- _TO DO_: Using the entries that follow, count the lines containing the word "炒冬瓜子" and give that number by itself.

[Dataset entries]
§

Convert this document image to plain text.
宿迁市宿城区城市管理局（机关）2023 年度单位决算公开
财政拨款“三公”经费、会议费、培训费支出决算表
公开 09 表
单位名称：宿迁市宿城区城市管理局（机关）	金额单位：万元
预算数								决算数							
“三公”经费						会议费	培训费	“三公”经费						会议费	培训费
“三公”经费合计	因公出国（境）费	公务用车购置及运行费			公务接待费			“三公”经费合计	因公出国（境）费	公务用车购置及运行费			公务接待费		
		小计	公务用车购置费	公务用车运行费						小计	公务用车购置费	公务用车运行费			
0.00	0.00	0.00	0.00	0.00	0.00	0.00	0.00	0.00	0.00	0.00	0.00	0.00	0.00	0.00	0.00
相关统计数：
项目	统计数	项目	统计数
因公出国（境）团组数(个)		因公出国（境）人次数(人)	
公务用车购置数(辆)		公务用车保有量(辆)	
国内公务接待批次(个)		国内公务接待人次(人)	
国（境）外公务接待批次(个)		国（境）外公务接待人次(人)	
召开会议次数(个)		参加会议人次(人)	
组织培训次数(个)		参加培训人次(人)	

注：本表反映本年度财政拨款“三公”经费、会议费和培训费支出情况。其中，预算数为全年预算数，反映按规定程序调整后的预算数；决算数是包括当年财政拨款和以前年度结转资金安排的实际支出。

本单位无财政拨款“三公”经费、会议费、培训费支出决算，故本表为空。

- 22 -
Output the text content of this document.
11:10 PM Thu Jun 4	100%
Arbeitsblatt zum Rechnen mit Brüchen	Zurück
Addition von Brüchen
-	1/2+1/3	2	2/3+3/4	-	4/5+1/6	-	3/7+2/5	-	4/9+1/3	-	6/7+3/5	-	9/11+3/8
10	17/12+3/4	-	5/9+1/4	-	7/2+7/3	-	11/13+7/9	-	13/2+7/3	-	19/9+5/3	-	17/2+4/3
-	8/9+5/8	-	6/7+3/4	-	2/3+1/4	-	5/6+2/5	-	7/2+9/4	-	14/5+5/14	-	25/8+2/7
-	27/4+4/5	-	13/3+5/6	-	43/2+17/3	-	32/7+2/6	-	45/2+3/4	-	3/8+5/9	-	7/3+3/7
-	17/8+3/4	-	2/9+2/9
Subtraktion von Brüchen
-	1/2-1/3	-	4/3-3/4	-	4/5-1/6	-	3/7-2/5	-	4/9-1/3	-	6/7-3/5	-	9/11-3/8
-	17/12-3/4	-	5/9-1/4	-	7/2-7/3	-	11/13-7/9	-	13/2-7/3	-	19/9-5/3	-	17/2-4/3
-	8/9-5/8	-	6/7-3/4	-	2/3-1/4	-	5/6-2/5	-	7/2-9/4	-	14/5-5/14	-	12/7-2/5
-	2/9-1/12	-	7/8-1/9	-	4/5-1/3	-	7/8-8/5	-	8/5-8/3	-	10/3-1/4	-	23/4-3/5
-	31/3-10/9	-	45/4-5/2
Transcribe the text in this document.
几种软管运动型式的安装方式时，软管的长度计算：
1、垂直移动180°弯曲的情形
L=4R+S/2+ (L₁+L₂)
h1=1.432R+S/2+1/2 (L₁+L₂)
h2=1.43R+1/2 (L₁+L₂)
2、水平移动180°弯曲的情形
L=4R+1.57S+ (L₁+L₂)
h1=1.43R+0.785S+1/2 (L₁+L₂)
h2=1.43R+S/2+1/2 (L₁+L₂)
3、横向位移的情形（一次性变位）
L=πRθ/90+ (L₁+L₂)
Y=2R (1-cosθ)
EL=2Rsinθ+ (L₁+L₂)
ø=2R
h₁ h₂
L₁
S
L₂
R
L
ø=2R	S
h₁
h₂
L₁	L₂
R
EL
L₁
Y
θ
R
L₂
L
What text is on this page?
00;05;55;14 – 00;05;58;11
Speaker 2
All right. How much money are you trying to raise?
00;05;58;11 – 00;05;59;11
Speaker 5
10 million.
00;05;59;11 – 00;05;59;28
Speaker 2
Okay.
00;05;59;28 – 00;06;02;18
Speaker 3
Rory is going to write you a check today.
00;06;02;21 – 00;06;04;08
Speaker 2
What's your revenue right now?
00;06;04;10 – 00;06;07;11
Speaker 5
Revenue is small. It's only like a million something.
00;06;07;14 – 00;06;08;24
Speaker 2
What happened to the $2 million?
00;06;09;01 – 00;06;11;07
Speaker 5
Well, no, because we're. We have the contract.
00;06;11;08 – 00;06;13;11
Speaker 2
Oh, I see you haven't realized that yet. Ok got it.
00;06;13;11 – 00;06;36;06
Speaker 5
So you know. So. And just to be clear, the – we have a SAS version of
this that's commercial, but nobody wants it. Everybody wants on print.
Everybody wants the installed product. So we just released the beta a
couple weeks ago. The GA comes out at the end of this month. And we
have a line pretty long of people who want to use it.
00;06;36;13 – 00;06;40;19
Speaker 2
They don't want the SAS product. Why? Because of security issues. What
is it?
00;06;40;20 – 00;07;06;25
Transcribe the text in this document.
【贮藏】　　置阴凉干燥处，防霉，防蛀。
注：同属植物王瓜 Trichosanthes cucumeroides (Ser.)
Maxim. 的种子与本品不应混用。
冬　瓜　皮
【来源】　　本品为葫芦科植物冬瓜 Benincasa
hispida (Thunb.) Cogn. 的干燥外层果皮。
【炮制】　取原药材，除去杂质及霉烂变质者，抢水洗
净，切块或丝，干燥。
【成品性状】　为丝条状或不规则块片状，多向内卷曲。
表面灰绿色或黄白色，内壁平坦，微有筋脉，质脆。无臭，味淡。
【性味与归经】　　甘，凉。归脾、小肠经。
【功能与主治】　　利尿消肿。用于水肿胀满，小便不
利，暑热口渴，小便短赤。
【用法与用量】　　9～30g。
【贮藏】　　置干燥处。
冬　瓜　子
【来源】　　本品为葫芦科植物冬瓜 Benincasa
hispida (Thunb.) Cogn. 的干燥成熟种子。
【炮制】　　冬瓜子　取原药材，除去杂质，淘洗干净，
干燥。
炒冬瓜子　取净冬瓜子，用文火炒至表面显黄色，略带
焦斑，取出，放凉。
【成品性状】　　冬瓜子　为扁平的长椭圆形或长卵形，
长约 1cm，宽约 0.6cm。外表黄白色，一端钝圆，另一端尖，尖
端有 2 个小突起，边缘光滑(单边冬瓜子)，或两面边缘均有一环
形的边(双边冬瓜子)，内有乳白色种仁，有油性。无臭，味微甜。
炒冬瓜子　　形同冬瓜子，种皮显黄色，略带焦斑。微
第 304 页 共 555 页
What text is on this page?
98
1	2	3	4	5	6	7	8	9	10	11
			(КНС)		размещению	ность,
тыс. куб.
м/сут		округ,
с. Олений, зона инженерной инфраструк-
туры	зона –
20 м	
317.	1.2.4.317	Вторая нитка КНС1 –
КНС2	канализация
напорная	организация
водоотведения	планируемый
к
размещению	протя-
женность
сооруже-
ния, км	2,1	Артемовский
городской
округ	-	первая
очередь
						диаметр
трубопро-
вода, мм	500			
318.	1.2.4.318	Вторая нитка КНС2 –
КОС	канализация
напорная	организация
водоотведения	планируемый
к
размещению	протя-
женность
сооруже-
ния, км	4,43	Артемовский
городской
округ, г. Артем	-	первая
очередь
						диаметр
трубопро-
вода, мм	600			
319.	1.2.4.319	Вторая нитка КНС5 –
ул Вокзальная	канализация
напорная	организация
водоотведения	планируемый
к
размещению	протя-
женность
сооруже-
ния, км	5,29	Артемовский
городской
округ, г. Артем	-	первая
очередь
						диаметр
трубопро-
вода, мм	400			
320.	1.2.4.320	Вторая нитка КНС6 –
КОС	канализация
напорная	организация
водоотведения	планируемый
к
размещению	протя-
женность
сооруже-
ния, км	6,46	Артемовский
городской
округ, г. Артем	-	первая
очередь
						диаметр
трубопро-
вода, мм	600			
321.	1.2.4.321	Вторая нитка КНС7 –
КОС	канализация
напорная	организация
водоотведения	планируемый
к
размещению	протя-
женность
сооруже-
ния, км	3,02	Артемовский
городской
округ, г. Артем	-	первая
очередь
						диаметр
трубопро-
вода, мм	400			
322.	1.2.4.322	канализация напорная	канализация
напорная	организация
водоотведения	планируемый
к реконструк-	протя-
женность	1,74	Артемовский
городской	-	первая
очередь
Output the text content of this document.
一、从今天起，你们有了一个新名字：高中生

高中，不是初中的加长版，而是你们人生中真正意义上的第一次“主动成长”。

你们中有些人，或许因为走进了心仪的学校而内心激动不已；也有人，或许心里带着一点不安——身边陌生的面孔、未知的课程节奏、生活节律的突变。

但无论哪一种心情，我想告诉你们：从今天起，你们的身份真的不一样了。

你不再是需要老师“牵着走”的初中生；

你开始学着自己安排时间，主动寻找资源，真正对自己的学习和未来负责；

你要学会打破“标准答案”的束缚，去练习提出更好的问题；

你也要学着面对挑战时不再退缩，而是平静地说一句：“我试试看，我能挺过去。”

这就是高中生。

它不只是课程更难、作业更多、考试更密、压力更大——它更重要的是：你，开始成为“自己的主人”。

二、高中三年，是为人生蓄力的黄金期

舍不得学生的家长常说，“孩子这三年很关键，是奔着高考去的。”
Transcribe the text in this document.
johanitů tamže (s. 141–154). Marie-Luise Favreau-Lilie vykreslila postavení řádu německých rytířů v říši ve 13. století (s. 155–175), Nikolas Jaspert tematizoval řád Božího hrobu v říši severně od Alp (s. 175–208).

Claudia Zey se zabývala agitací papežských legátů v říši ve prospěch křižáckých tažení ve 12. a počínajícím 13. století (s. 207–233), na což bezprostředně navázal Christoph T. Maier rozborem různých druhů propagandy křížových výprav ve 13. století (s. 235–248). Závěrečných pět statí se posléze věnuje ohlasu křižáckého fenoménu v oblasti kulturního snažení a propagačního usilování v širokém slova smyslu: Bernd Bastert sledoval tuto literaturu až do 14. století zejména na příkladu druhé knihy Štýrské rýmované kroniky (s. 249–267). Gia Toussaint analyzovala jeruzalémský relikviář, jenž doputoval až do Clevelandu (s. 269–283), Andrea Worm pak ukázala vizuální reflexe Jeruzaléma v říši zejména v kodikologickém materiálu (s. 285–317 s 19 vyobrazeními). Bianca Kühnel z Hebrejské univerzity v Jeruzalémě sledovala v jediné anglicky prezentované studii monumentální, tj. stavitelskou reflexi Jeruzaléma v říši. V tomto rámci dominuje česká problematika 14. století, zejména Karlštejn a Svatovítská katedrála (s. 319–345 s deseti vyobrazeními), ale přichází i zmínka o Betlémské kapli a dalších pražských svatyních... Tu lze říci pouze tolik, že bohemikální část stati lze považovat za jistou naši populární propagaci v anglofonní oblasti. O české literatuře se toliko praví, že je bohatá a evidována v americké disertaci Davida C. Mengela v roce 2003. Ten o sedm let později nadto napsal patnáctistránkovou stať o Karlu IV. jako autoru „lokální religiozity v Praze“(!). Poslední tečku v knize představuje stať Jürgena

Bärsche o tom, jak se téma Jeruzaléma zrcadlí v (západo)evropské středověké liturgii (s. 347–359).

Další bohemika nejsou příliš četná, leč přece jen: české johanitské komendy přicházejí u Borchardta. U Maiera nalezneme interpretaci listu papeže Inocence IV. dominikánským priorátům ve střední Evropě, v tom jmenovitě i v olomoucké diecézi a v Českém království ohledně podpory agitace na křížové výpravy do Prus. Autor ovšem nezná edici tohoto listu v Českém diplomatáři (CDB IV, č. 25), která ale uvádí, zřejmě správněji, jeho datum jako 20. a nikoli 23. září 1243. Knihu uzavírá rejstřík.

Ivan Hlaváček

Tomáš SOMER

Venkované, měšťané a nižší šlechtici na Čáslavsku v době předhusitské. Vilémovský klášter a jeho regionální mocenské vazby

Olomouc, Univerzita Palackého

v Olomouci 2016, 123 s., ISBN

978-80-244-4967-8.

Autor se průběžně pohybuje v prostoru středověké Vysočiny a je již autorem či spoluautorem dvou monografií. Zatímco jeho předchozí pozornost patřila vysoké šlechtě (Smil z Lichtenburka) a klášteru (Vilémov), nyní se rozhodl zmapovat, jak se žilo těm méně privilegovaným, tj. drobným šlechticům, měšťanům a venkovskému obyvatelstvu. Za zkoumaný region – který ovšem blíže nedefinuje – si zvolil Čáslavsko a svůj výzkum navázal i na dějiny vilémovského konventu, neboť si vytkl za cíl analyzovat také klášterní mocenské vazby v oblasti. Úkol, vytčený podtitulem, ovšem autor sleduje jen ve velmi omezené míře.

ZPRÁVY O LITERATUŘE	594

§

- _RESPONSE_: 2